**Written problem**. Pull out all lines from the listing below in which the word "يخفى" appears.

··· Exercise data

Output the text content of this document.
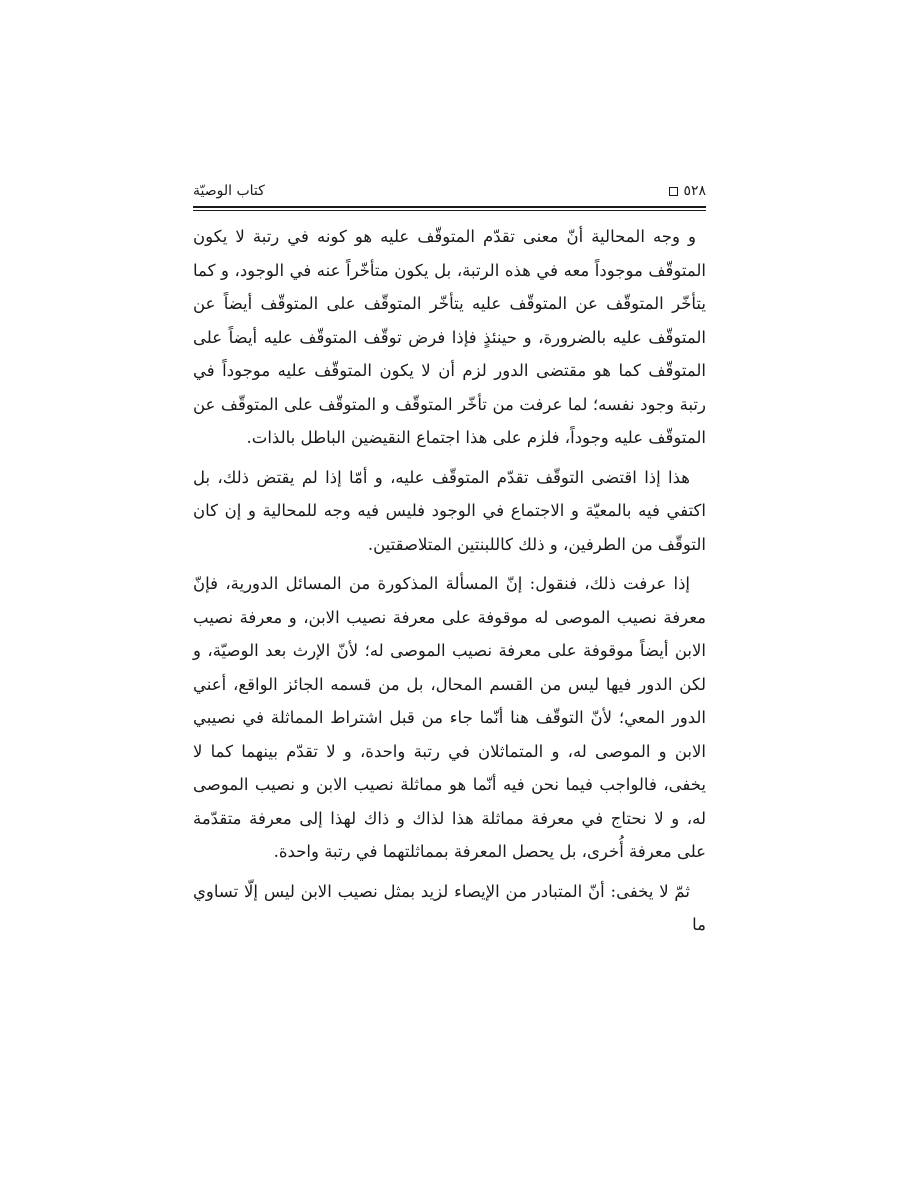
كتاب الوصيّة	٥٢٨

و وجه المحالية أنّ معنى تقدّم المتوقّف عليه هو كونه في رتبة لا يكون المتوقّف موجوداً معه في هذه الرتبة، بل يكون متأخّراً عنه في الوجود، و كما يتأخّر المتوقّف عن المتوقّف عليه يتأخّر المتوقّف على المتوقّف أيضاً عن المتوقّف عليه بالضرورة، و حينئذٍ فإذا فرض توقّف المتوقّف عليه أيضاً على المتوقّف كما هو مقتضى الدور لزم أن لا يكون المتوقّف عليه موجوداً في رتبة وجود نفسه؛ لما عرفت من تأخّر المتوقّف و المتوقّف على المتوقّف عن المتوقّف عليه وجوداً، فلزم على هذا اجتماع النقيضين الباطل بالذات.

هذا إذا اقتضى التوقّف تقدّم المتوقّف عليه، و أمّا إذا لم يقتض ذلك، بل اكتفي فيه بالمعيّة و الاجتماع في الوجود فليس فيه وجه للمحالية و إن كان التوقّف من الطرفين، و ذلك كاللبنتين المتلاصقتين.

إذا عرفت ذلك، فنقول: إنّ المسألة المذكورة من المسائل الدورية، فإنّ معرفة نصيب الموصى له موقوفة على معرفة نصيب الابن، و معرفة نصيب الابن أيضاً موقوفة على معرفة نصيب الموصى له؛ لأنّ الإرث بعد الوصيّة، و لكن الدور فيها ليس من القسم المحال، بل من قسمه الجائز الواقع، أعني الدور المعي؛ لأنّ التوقّف هنا أنّما جاء من قبل اشتراط المماثلة في نصيبي الابن و الموصى له، و المتماثلان في رتبة واحدة، و لا تقدّم بينهما كما لا يخفى، فالواجب فيما نحن فيه أنّما هو مماثلة نصيب الابن و نصيب الموصى له، و لا نحتاج في معرفة مماثلة هذا لذاك و ذاك لهذا إلى معرفة متقدّمة على معرفة أُخرى، بل يحصل المعرفة بمماثلتهما في رتبة واحدة.

ثمّ لا يخفى: أنّ المتبادر من الإيصاء لزيد بمثل نصيب الابن ليس إلّا تساوي ما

······

**Exercise output**.
إذا عرفت ذلك، فنقول: إنّ المسألة المذكورة من المسائل الدورية، فإنّ معرفة نصيب الموصى له موقوفة على معرفة نصيب الابن، و معرفة نصيب الابن أيضاً موقوفة على معرفة نصيب الموصى له؛ لأنّ الإرث بعد الوصيّة، و لكن الدور فيها ليس من القسم المحال، بل من قسمه الجائز الواقع، أعني الدور المعي؛ لأنّ التوقّف هنا أنّما جاء من قبل اشتراط المماثلة في نصيبي الابن و الموصى له، و المتماثلان في رتبة واحدة، و لا تقدّم بينهما كما لا يخفى، فالواجب فيما نحن فيه أنّما هو مماثلة نصيب الابن و نصيب الموصى له، و لا نحتاج في معرفة مماثلة هذا لذاك و ذاك لهذا إلى معرفة متقدّمة على معرفة أُخرى، بل يحصل المعرفة بمماثلتهما في رتبة واحدة.
ثمّ لا يخفى: أنّ المتبادر من الإيصاء لزيد بمثل نصيب الابن ليس إلّا تساوي ما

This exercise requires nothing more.